Whyte‑Foster also educates students on the phenomenon of ‘hallucinations’—when AI delivers confident yet fabricated answers. She urges double‑checking of AI output and frames the tool as a brainstorming aid, not a shortcut.
The audit notes that roughly two‑thirds of teachers received guidance on AI use, and 70% reported receiving training. Still, 27% reported having neither training nor guidance. Variations across districts hint that some educators may be unaware of available resources, with teachers in high‑poverty districts more likely to report a training gap.
Georgia’s education leaders are taking steps to shape AI’s role. In January 2025, the state Department of Education named an AI ethics and impact officer and issued guidance on best practices. Superintendent Richard Woods stressed that AI should serve as a tool, not a substitute for teacher expertise or student critical thinking.
The Georgia Professional Standards Commission, responsible for teacher licensure, has likewise released guidance on AI use, though no state or federal law presently regulates AI in K‑12 education.
University of Georgia associate professor Xiaoming Zhai, director of the AI4STEM Education Center, urges teachers to stay receptive to AI. He points out that students will encounter AI in their future careers, so educators must guide them toward responsible, ethical use.

◆ DATASET

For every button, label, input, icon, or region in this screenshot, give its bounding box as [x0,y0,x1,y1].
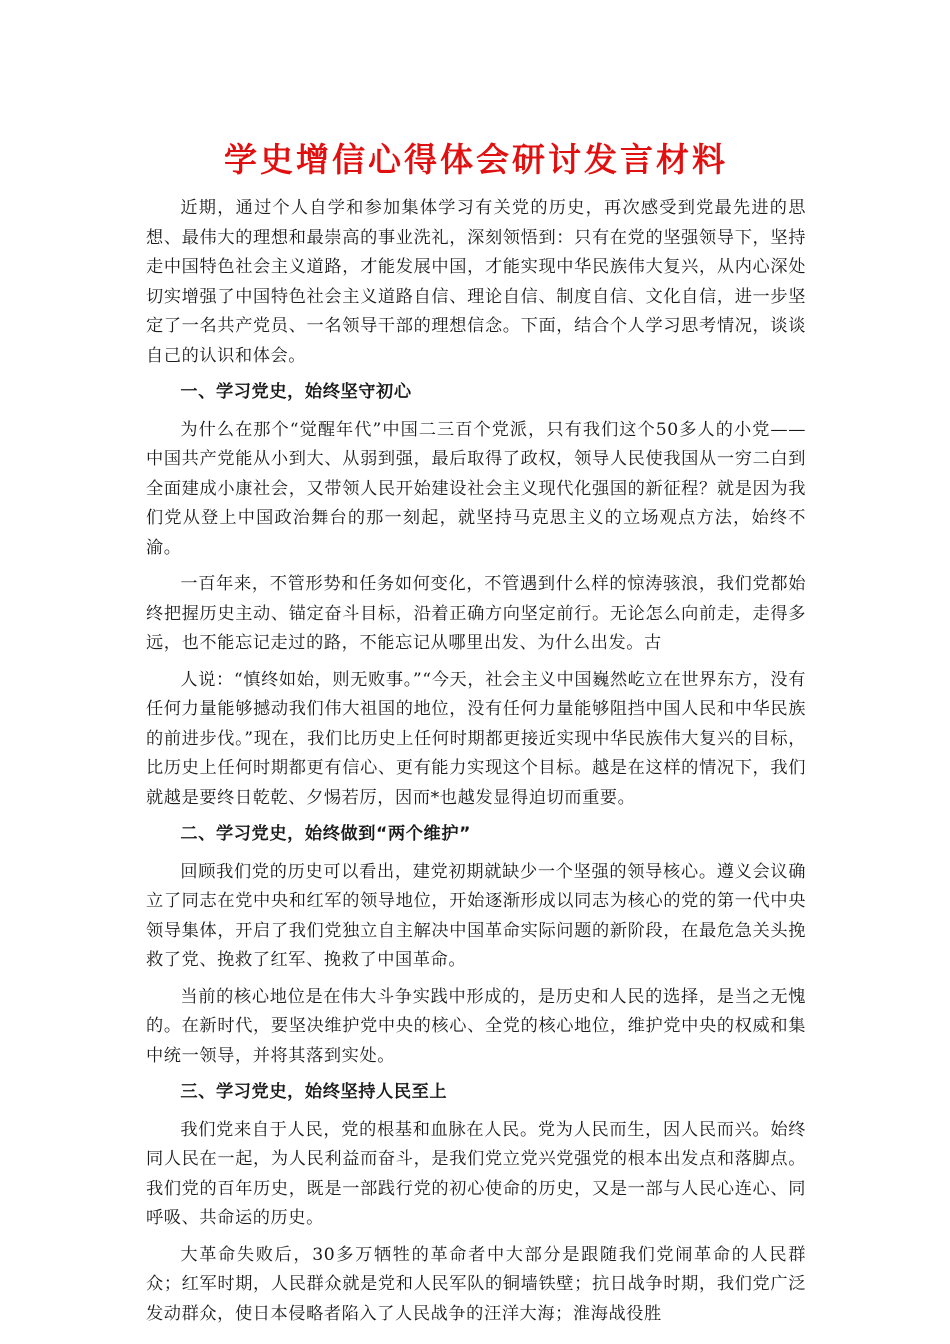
section-heading: 三、学习党史，始终坚持人民至上 [180,1082,448,1102]
paragraph: 我们党来自于人民，党的根基和血脉在人民。党为人民而生，因人民而兴。始终同人民在一起，为人民利益而奋斗，是我们党立党兴党强党的根本出发点和落脚点。我们党的百年历史，既是一部践行党的初心使命的历史，又是一部与人民心连心、同呼吸、共命运的历史。 [146,1119,806,1228]
paragraph: 当前的核心地位是在伟大斗争实践中形成的，是历史和人民的选择，是当之无愧的。在新时代，要坚决维护党中央的核心、全党的核心地位，维护党中央的权威和集中统一领导，并将其落到实处。 [146,986,806,1066]
paragraph: 回顾我们党的历史可以看出，建党初期就缺少一个坚强的领导核心。遵义会议确立了同志在党中央和红军的领导地位，开始逐渐形成以同志为核心的党的第一代中央领导集体，开启了我们党独立自主解决中国革命实际问题的新阶段，在最危急关头挽救了党、挽救了红军、挽救了中国革命。 [146,861,806,970]
paragraph: 大革命失败后，30多万牺牲的革命者中大部分是跟随我们党闹革命的人民群众；红军时期，人民群众就是党和人民军队的铜墙铁壁；抗日战争时期，我们党广泛发动群众，使日本侵略者陷入了人民战争的汪洋大海；淮海战役胜 [146,1244,806,1324]
document-title: 学史增信心得体会研讨发言材料 [224,140,728,179]
document-body [146,138,806,1336]
paragraph: 人说：“慎终如始，则无败事。”“今天，社会主义中国巍然屹立在世界东方，没有任何力量能够撼动我们伟大祖国的地位，没有任何力量能够阻挡中国人民和中华民族的前进步伐。”现在，我们比历史上任何时期都更接近实现中华民族伟大复兴的目标，比历史上任何时期都更有信心、更有能力实现这个目标。越是在这样的情况下，我们就越是要终日乾乾、夕惕若厉，因而*也越发显得迫切而重要。 [146,669,806,808]
section-heading: 二、学习党史，始终做到“两个维护” [180,824,471,844]
paragraph: 为什么在那个“觉醒年代”中国二三百个党派，只有我们这个50多人的小党——中国共产党能从小到大、从弱到强，最后取得了政权，领导人民使我国从一穷二白到全面建成小康社会，又带领人民开始建设社会主义现代化强国的新征程？就是因为我们党从登上中国政治舞台的那一刻起，就坚持马克思主义的立场观点方法，始终不渝。 [146,419,806,558]
paragraph: 一百年来，不管形势和任务如何变化，不管遇到什么样的惊涛骇浪，我们党都始终把握历史主动、锚定奋斗目标，沿着正确方向坚定前行。无论怎么向前走，走得多远，也不能忘记走过的路，不能忘记从哪里出发、为什么出发。古 [146,574,806,653]
paragraph: 近期，通过个人自学和参加集体学习有关党的历史，再次感受到党最先进的思想、最伟大的理想和最崇高的事业洗礼，深刻领悟到：只有在党的坚强领导下，坚持走中国特色社会主义道路，才能发展中国，才能实现中华民族伟大复兴，从内心深处切实增强了中国特色社会主义道路自信、理论自信、制度自信、文化自信，进一步坚定了一名共产党员、一名领导干部的理想信念。下面，结合个人学习思考情况，谈谈自己的认识和体会。 [146,198,806,366]
section-heading: 一、学习党史，始终坚守初心 [180,382,412,402]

◆ WHAT IS ASKED
Write the next part of the passage above on the use of AI in Georgia's K‑12 schools, picking up after its final sentence.

◆ EXERCISE RESPONSE
The audit also reveals a clear age‑based trend: AI adoption rises as students grow older. Elementary teachers report that their students are the least likely to use AI for assignments, whereas high‑school teachers say students employ AI at least half the time. Those witnessing higher student AI use tend to note more negative impacts on learning.
In short, Georgia teachers are weaving generative AI into lesson planning and classroom activities, citing time savings and heightened engagement. Yet worries about student over‑reliance, academic integrity, and data privacy endure. The state’s fresh guidance and training programs seek to balance AI’s benefits with safeguards that protect student learning.
The audit underscores the necessity of ongoing monitoring, robust teacher support, and clear policies as AI becomes more entrenched in Georgia’s K‑12 classrooms.